Data entries:
*-*-*
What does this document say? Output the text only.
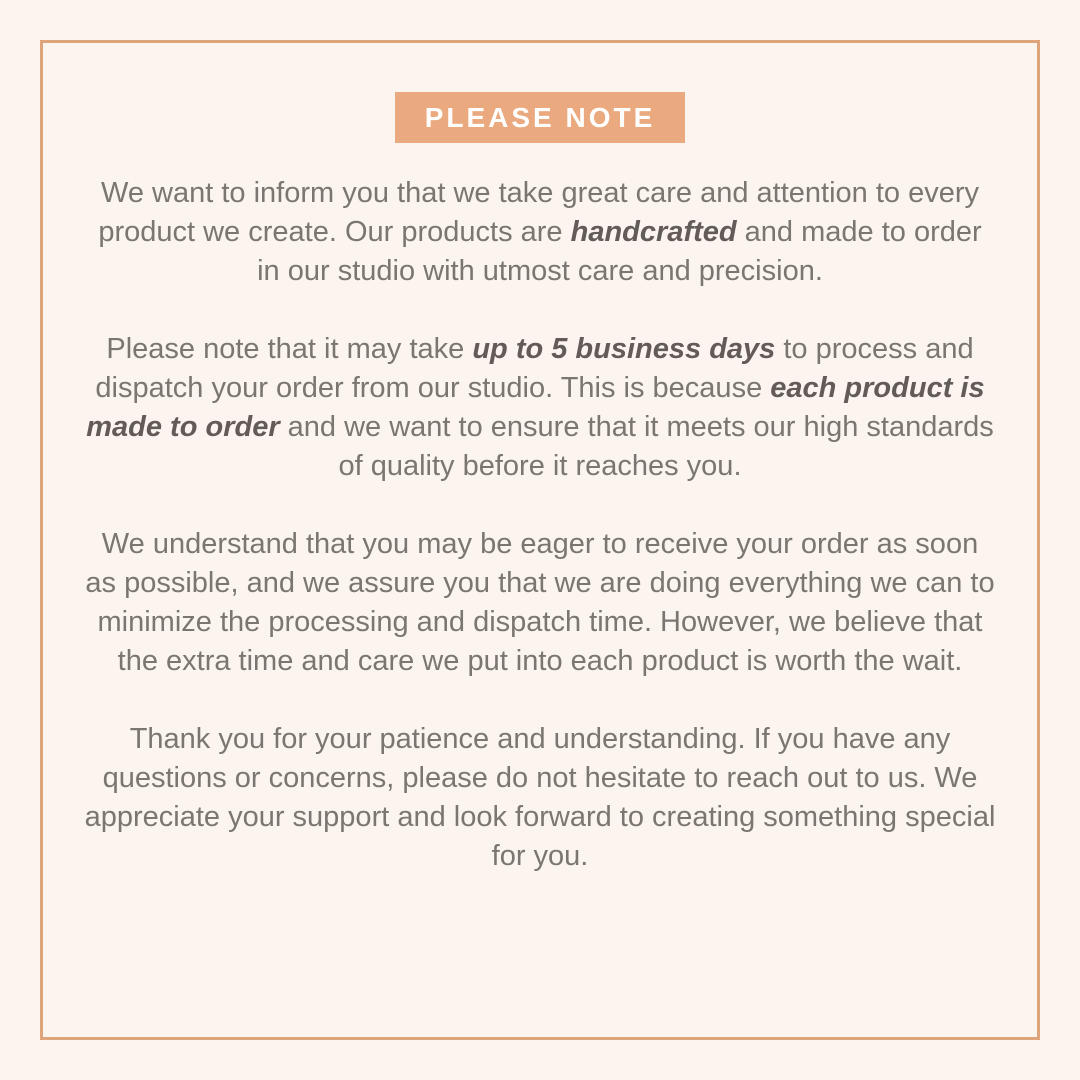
PLEASE NOTE

We want to inform you that we take great care and attention to every product we create. Our products are handcrafted and made to order in our studio with utmost care and precision.

Please note that it may take up to 5 business days to process and dispatch your order from our studio. This is because each product is made to order and we want to ensure that it meets our high standards of quality before it reaches you.

We understand that you may be eager to receive your order as soon as possible, and we assure you that we are doing everything we can to minimize the processing and dispatch time. However, we believe that the extra time and care we put into each product is worth the wait.

Thank you for your patience and understanding. If you have any questions or concerns, please do not hesitate to reach out to us. We appreciate your support and look forward to creating something special for you.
*-*-*
**DO THIS:**
Leave out the pictures and give the rest of the records again exactly.

**TASK ANSWER:**
What does this document say? Output the text only.
PLEASE NOTE

We want to inform you that we take great care and attention to every product we create. Our products are handcrafted and made to order in our studio with utmost care and precision.

Please note that it may take up to 5 business days to process and dispatch your order from our studio. This is because each product is made to order and we want to ensure that it meets our high standards of quality before it reaches you.

We understand that you may be eager to receive your order as soon as possible, and we assure you that we are doing everything we can to minimize the processing and dispatch time. However, we believe that the extra time and care we put into each product is worth the wait.

Thank you for your patience and understanding. If you have any questions or concerns, please do not hesitate to reach out to us. We appreciate your support and look forward to creating something special for you.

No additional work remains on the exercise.